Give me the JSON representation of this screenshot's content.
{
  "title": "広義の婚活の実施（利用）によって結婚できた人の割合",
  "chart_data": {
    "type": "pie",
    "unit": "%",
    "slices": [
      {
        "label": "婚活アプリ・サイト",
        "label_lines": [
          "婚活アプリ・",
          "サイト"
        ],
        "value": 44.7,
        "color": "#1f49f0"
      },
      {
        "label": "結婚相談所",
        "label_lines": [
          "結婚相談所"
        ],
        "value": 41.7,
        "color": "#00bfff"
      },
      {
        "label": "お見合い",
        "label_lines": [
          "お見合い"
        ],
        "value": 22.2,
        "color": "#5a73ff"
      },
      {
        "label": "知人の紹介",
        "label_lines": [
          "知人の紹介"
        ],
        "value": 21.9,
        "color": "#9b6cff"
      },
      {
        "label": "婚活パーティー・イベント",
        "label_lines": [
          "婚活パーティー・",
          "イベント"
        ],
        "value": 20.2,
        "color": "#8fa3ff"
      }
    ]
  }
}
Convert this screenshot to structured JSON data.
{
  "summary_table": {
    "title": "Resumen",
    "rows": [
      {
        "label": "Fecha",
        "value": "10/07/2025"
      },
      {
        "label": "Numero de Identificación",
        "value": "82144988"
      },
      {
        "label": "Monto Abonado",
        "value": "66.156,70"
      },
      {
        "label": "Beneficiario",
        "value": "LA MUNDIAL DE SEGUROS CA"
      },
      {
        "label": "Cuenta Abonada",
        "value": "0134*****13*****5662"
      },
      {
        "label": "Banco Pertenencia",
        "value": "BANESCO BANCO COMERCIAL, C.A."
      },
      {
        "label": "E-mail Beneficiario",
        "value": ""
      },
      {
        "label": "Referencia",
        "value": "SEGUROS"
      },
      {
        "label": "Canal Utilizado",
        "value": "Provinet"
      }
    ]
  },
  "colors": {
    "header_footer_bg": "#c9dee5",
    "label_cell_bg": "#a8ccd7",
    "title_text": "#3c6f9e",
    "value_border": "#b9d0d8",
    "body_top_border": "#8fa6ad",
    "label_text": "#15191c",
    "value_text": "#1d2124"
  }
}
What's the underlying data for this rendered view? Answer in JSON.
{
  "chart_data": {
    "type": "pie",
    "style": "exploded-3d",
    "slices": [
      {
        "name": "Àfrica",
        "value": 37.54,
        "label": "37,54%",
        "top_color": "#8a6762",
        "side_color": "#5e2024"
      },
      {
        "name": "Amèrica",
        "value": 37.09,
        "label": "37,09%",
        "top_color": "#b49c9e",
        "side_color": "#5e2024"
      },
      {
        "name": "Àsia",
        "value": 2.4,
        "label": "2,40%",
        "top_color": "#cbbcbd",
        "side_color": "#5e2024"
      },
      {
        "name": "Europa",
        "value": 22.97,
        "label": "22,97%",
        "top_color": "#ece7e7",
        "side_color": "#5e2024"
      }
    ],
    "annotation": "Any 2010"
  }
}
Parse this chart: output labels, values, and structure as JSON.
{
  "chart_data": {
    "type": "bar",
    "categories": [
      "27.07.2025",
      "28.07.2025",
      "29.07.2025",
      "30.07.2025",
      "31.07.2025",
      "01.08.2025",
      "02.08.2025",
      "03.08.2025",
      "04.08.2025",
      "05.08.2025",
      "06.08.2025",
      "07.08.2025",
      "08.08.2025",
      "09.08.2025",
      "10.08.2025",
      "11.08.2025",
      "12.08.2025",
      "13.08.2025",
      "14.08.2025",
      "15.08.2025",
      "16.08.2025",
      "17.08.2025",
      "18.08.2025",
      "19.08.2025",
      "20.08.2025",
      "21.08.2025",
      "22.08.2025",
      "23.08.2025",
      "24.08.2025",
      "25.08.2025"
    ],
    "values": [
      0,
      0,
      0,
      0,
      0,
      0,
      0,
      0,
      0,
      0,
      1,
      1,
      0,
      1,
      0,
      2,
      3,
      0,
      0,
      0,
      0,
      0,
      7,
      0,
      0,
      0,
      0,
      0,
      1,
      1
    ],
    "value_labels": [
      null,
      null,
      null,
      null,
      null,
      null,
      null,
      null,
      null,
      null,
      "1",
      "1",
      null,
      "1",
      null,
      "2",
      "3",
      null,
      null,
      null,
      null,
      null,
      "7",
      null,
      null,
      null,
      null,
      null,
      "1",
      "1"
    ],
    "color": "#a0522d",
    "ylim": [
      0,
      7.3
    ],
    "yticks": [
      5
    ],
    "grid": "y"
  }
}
········
**Short task:** Only lines holding the string "SEGUROS" are wanted; gather each one from the entries above.

**Solution for this task:**
        "value": "LA MUNDIAL DE SEGUROS CA"
        "value": "SEGUROS"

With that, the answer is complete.